_TEXT PASSAGE_
------------------------

The statement "Mismatch loss represents the amount of power wasted in the system" is correct, but not represented by the equations presented, because the equations do not take into account the resistive losses of the transmission lines, the actual source of the losses. Even with a lossy transmission line, some of the reflected power will be re-reflected to the load, and therefore not wasted. It's my opinion that this article promotes some deeply held myths, and should hold a worthy place in Wikipedia, but should be re-written to present the facts about mismatched losses. — Preceding unsigned comment added by Nojiratz (talk • contribs) 14:01, 15 November 2021 (UTC)

Mismatch loss is an ambigous misnomer

Talk:

The page describes what better is known as "Return Loss". Reflections only occur, where there are waves involved, that are reflected, i.e. meaning returning on a transmission line or waveguide in opposite direction. (Other than using that ambigously confusing misnomer "Mismatch Loss" , the page does make a correct difference, though. It is very valuable. Don't delete it).

So the title should be changed. That includes Links to that title, which unfortunately isn't that easily done. Alternatively, both possible meanings should be described inambigously and a well distinguishing subtitle for each meaning should be used to stop omnipresent confusion.

Reason: Though a transmission line has a characteristic line "Impedance" and can be terminated in a "mismatched" manner, the result on the line is "Return Loss", but should not be synonymed "Impedance Mismatch Loss".

Correctly named "Impedance Mismatch Loss" is caused by terminating a complex impedance source (or a Thévenin equivalent toward the source at a circuit point) with a complex impedance load that is not conjugate complex with respect to the source impedance.

In impedance mismatch there is no reflection involved. Current is unreflected. It only flows through source and load identically and in one way only.

To distinguish these two is necessary, as an old school of teaching claimed that both "in a broader sense" share the same definition equation [1].

That old school of teaching statement was never proven, however. But the contrary can be proven by derivation.

The correct Return Loss equation includes the "Reflection Coefficient" RC, often called Gamma = (Z2 - Z1)/(Z2 + Z1), that is good on Transmission lines. (Their characteristic line impedance by physical limits always is nearly, but not totally, real only. Zo = 50 -j2 Ohms would be realistic, but not Zo = 50 + j100 Ohm)

------------------------

_LISTING_

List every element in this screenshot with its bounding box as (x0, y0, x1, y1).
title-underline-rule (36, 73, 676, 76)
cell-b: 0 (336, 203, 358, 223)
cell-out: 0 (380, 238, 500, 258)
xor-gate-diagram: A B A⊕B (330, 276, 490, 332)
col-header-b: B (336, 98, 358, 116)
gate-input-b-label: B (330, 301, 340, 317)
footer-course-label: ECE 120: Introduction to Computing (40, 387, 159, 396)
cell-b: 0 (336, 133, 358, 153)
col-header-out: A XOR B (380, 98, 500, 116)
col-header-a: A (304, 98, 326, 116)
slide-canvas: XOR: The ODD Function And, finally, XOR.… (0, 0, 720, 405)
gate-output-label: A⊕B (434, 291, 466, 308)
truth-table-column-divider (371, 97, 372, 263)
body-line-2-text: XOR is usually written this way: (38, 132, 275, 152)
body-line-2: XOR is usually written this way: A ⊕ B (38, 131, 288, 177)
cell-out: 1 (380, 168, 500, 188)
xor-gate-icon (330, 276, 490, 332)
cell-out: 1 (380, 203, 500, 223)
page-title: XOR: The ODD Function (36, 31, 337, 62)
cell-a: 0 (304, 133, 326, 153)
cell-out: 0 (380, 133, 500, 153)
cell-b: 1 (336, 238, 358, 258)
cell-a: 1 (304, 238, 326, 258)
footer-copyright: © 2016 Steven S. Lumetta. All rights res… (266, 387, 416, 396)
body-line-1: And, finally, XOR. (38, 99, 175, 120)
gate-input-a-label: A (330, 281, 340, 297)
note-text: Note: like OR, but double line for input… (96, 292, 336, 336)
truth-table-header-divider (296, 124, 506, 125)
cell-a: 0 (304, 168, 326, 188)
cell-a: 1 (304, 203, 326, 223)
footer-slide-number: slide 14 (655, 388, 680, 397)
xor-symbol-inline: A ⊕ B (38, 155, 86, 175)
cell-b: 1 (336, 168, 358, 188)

------------------------

_GIVEN PROBLEM_
Write the next part of the mismatch loss discussion, picking up after its last sentence. The lines have nothing to do with the mismatch loss discussion.

_EXERCISE OUTPUT_
Impedance mismatch, however, can include any impedances without any limiting nature.

The Impedance Mismatch equation includes the "Impedance Mismatch Coefficient" IMC = (Z2 -Z1*) / (Z2 + Z1) with Z1* meaning conjugate complex of Z1.

To see the misleading result, simply enter in Trevor. S. Bird's definition Z1 = Rs + jXs = 50 + j100 Ohm and Z2 = 100 - j100 Ohm (Resonance compensation of X1 and X2) and see the calculation's result: Negative "Return Loss" (old school equation) in spite of the article's main subject that Return Loss cannot be negative : (false) Return Loss = - 2,76 dB.

If, however, the IMC is used implicitely instead of the implicit reflection coefficient, we get the correct result: Return Loss = + 9,54 dB

("IMC" is not common so far. Please suggest a short and distinguished name instead, if you have a better one. It is not enough to ambigously call both "Gamma".)

Unfortunately even ATIS standardized the "in a broader sense equal" error of that old school of teaching in their glossary for "Reflection Coefficient". [2]

[1] Trevor S. Bird, former IEEE chief editor: „Definition and Misuse of Return Loss“ , IEEE Antennas & Propagation Magazine , Bd.51 , Iss.2, S. 166–167, April 2009.

   The PDF can be found here: https://www.qsl.net/ve2pid/ReturnLossTrevor.pdf

[2] https://glossary.atis.org/glossary/reflection-coefficient-rc/?char=R&page_number=all&sort=ASC — Preceding unsigned comment added by 2001:16B8:2DD3:3300:C9ED:A687:FFC:680D (talk) 11:48, 18 January 2022 (UTC)

Dubious Text

According to Walter Maxwell[2] mismatch does not result in any loss ("wasted" signal), except through the transmission line. This is because the signal reflected from the load is transmitted back to the source, where it is re-reflected due to the reactive impedance presented by the source, back to the load, until all of the signal's power is emitted or absorbed by the load.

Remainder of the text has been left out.